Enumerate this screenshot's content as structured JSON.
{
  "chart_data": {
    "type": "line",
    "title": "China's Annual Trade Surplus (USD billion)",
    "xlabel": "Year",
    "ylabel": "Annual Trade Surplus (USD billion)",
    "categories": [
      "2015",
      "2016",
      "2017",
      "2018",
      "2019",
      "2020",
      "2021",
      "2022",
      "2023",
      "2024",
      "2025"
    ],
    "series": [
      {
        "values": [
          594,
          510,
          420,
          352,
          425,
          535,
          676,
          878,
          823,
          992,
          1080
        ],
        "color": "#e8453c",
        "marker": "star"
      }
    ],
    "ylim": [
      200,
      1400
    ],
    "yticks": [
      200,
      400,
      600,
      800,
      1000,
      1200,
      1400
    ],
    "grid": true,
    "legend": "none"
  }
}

..........

Task details — Using the data above, output each line exactly.

Reply to the exercise —
Enumerate this screenshot's content as structured JSON.
{
  "chart_data": {
    "type": "line",
    "title": "China's Annual Trade Surplus (USD billion)",
    "xlabel": "Year",
    "ylabel": "Annual Trade Surplus (USD billion)",
    "categories": [
      "2015",
      "2016",
      "2017",
      "2018",
      "2019",
      "2020",
      "2021",
      "2022",
      "2023",
      "2024",
      "2025"
    ],
    "series": [
      {
        "values": [
          594,
          510,
          420,
          352,
          425,
          535,
          676,
          878,
          823,
          992,
          1080
        ],
        "color": "#e8453c",
        "marker": "star"
      }
    ],
    "ylim": [
      200,
      1400
    ],
    "yticks": [
      200,
      400,
      600,
      800,
      1000,
      1200,
      1400
    ],
    "grid": true,
    "legend": "none"
  }
}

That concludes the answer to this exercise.